Every line below must be reproduced exactly. Copy them all.

-- START SUPPLIED INFORMATION --

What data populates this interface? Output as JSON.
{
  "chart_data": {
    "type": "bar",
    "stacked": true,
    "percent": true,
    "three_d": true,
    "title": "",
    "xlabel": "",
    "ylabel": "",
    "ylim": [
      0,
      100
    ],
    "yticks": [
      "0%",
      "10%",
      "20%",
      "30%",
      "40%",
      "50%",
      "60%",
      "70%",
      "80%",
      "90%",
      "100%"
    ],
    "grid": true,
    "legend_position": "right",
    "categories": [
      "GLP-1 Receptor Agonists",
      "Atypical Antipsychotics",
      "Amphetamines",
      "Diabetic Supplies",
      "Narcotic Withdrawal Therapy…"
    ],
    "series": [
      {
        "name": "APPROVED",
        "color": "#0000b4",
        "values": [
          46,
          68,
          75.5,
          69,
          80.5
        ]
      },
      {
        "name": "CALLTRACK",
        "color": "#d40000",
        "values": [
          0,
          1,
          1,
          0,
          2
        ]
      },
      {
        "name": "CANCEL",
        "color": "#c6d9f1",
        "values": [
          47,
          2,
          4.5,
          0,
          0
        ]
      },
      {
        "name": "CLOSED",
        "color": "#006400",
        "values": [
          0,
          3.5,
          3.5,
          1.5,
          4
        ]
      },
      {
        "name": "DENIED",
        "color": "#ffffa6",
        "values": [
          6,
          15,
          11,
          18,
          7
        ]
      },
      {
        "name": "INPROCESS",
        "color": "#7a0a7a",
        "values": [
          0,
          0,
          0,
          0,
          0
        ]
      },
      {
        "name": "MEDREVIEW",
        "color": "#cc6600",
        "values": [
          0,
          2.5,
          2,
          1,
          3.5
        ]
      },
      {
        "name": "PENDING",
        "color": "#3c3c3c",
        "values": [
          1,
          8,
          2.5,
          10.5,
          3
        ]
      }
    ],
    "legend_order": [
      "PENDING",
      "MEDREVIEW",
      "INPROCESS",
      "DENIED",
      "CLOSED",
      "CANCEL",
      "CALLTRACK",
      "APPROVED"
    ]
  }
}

-- END SUPPLIED INFORMATION --

» OUTPUT FOR THIS EXERCISE
What data populates this interface? Output as JSON.
{
  "chart_data": {
    "type": "bar",
    "stacked": true,
    "percent": true,
    "three_d": true,
    "title": "",
    "xlabel": "",
    "ylabel": "",
    "ylim": [
      0,
      100
    ],
    "yticks": [
      "0%",
      "10%",
      "20%",
      "30%",
      "40%",
      "50%",
      "60%",
      "70%",
      "80%",
      "90%",
      "100%"
    ],
    "grid": true,
    "legend_position": "right",
    "categories": [
      "GLP-1 Receptor Agonists",
      "Atypical Antipsychotics",
      "Amphetamines",
      "Diabetic Supplies",
      "Narcotic Withdrawal Therapy…"
    ],
    "series": [
      {
        "name": "APPROVED",
        "color": "#0000b4",
        "values": [
          46,
          68,
          75.5,
          69,
          80.5
        ]
      },
      {
        "name": "CALLTRACK",
        "color": "#d40000",
        "values": [
          0,
          1,
          1,
          0,
          2
        ]
      },
      {
        "name": "CANCEL",
        "color": "#c6d9f1",
        "values": [
          47,
          2,
          4.5,
          0,
          0
        ]
      },
      {
        "name": "CLOSED",
        "color": "#006400",
        "values": [
          0,
          3.5,
          3.5,
          1.5,
          4
        ]
      },
      {
        "name": "DENIED",
        "color": "#ffffa6",
        "values": [
          6,
          15,
          11,
          18,
          7
        ]
      },
      {
        "name": "INPROCESS",
        "color": "#7a0a7a",
        "values": [
          0,
          0,
          0,
          0,
          0
        ]
      },
      {
        "name": "MEDREVIEW",
        "color": "#cc6600",
        "values": [
          0,
          2.5,
          2,
          1,
          3.5
        ]
      },
      {
        "name": "PENDING",
        "color": "#3c3c3c",
        "values": [
          1,
          8,
          2.5,
          10.5,
          3
        ]
      }
    ],
    "legend_order": [
      "PENDING",
      "MEDREVIEW",
      "INPROCESS",
      "DENIED",
      "CLOSED",
      "CANCEL",
      "CALLTRACK",
      "APPROVED"
    ]
  }
}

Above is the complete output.